*Required task*: Identify the lines that contain the string "content", then copy each of them.

^^^^^^^^

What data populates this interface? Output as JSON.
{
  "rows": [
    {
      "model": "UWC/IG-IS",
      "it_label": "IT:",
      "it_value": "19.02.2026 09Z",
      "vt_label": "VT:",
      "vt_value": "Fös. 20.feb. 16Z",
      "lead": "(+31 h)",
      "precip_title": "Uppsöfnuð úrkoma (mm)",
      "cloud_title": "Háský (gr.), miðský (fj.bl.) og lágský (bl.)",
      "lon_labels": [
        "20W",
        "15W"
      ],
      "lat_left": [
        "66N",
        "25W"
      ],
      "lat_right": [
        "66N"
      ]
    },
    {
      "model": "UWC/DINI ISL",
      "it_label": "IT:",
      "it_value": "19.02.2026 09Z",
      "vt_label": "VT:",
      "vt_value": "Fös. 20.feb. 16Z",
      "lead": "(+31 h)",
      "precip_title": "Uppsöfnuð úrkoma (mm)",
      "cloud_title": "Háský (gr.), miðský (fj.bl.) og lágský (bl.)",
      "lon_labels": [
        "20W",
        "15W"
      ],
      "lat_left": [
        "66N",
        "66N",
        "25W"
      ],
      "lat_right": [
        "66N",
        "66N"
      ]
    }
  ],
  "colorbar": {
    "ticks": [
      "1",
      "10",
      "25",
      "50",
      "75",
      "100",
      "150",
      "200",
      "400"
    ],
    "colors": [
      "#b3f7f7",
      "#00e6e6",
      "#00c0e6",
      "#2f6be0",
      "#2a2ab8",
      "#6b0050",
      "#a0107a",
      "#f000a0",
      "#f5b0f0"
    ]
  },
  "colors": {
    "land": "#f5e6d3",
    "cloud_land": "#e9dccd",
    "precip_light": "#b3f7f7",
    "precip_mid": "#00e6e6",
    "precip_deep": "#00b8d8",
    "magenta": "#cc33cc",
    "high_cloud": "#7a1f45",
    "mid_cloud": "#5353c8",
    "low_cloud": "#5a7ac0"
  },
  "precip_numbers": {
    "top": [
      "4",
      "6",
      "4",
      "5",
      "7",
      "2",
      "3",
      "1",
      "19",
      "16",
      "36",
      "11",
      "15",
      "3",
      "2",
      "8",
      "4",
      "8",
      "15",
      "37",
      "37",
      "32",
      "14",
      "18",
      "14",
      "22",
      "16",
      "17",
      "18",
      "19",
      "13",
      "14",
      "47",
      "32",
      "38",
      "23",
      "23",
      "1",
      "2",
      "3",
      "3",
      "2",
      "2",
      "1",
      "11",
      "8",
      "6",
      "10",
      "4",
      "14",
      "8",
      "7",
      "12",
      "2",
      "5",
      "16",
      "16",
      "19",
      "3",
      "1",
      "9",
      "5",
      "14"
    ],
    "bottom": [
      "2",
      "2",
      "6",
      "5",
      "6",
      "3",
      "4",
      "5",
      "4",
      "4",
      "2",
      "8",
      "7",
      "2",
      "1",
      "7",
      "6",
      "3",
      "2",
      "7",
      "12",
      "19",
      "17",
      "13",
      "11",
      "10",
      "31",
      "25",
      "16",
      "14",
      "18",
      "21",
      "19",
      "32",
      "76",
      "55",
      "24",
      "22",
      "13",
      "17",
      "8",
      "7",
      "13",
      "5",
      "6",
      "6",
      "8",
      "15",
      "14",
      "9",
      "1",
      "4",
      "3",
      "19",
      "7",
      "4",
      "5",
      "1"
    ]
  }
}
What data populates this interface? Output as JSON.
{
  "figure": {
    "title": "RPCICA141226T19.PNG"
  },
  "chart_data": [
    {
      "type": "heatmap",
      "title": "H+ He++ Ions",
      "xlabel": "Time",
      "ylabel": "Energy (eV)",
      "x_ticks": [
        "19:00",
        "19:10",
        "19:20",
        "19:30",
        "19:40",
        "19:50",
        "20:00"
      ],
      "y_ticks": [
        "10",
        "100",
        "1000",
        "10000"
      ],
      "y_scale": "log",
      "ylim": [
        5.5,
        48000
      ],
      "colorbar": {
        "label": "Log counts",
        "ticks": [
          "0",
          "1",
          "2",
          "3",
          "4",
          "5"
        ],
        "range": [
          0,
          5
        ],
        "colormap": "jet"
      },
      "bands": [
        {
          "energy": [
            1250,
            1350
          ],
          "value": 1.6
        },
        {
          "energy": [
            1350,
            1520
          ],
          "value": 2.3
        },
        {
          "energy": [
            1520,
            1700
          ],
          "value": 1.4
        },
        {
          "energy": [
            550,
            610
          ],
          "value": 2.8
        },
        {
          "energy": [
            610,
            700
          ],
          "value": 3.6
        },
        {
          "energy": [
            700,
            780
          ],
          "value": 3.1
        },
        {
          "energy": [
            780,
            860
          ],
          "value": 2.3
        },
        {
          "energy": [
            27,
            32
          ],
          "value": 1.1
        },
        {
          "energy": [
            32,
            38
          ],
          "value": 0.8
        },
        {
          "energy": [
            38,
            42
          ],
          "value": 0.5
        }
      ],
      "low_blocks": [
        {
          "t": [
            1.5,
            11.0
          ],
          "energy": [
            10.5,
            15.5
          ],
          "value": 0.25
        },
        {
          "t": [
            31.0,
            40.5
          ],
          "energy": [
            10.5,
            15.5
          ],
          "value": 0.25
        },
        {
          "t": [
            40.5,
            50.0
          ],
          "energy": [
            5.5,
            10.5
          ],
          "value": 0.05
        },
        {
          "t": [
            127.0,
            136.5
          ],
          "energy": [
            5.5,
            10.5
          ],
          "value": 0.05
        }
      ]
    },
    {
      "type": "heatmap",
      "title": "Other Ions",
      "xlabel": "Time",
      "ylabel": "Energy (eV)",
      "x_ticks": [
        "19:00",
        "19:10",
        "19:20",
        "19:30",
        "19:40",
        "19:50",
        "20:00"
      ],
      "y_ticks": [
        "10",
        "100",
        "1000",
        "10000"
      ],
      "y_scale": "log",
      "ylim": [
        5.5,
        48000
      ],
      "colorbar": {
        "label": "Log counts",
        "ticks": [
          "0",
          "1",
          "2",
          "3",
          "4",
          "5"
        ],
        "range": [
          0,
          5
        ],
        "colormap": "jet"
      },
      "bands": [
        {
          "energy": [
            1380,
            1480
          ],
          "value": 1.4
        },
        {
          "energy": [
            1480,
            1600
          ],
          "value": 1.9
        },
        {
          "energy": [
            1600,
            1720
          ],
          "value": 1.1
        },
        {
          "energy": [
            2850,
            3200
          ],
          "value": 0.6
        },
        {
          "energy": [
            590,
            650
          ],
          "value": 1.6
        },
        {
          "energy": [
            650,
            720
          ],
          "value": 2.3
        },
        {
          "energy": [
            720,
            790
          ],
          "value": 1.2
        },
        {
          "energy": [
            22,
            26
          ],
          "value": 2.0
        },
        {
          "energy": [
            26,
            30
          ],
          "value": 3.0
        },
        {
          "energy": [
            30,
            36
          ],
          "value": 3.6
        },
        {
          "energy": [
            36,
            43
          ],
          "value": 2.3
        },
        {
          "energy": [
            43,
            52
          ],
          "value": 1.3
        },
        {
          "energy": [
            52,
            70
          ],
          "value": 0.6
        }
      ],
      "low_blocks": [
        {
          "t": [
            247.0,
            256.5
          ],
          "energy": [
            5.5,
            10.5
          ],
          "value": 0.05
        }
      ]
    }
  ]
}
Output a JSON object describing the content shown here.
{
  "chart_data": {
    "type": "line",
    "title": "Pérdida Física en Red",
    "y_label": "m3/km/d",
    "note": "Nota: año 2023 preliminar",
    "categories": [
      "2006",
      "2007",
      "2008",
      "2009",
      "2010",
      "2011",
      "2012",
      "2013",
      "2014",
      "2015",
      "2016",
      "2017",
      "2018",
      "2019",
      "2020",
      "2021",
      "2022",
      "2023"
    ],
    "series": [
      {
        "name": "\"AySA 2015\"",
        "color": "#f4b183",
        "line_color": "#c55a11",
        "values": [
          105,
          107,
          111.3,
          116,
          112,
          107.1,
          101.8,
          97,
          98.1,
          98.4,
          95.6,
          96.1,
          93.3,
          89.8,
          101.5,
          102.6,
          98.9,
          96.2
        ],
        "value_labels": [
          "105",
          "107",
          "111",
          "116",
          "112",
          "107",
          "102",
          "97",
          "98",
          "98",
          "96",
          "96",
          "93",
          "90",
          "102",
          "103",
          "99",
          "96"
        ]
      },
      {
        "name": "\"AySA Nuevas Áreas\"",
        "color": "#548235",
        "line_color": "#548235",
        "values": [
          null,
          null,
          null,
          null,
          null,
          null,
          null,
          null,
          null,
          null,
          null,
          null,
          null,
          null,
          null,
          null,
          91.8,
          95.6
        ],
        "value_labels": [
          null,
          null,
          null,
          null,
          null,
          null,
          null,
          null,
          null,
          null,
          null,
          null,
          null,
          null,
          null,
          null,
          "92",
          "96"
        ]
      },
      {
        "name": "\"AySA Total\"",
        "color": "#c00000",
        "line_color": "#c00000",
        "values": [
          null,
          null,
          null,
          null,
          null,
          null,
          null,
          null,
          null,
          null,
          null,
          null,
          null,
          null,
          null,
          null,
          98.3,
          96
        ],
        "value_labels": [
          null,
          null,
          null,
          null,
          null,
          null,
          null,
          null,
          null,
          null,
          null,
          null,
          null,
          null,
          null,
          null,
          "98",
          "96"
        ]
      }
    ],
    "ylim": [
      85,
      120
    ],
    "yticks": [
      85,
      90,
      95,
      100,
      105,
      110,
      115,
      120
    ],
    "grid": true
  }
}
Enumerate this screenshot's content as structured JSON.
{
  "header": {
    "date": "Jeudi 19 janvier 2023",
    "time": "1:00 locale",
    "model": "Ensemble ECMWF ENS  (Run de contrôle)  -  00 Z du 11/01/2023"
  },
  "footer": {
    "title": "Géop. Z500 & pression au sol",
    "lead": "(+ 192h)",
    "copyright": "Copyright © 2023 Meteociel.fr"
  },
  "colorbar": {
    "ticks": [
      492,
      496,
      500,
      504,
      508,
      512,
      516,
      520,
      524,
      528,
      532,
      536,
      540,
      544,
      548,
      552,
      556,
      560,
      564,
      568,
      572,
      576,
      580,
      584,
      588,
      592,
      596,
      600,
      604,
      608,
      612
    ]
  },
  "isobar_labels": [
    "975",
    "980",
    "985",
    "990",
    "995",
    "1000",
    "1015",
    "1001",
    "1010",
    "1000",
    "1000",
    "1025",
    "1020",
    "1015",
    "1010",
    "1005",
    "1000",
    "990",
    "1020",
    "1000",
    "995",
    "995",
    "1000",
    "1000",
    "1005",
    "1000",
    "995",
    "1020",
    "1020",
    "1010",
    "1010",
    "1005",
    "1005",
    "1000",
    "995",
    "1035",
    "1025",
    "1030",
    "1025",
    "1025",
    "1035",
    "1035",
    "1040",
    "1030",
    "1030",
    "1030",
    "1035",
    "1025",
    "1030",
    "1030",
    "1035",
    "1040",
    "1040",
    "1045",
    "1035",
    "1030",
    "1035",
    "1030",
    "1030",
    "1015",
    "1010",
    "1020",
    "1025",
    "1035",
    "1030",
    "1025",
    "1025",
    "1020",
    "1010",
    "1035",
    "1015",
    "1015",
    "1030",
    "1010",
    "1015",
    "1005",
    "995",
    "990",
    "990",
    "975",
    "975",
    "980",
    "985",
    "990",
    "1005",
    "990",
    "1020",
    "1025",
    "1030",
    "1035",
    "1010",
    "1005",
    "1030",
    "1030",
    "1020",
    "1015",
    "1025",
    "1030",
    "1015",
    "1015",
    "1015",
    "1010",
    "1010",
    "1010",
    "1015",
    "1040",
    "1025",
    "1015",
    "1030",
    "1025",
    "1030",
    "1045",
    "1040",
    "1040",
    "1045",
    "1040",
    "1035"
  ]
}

^^^^^^^^

*Response for this exercise*:
Output a JSON object describing the content shown here.
Enumerate this screenshot's content as structured JSON.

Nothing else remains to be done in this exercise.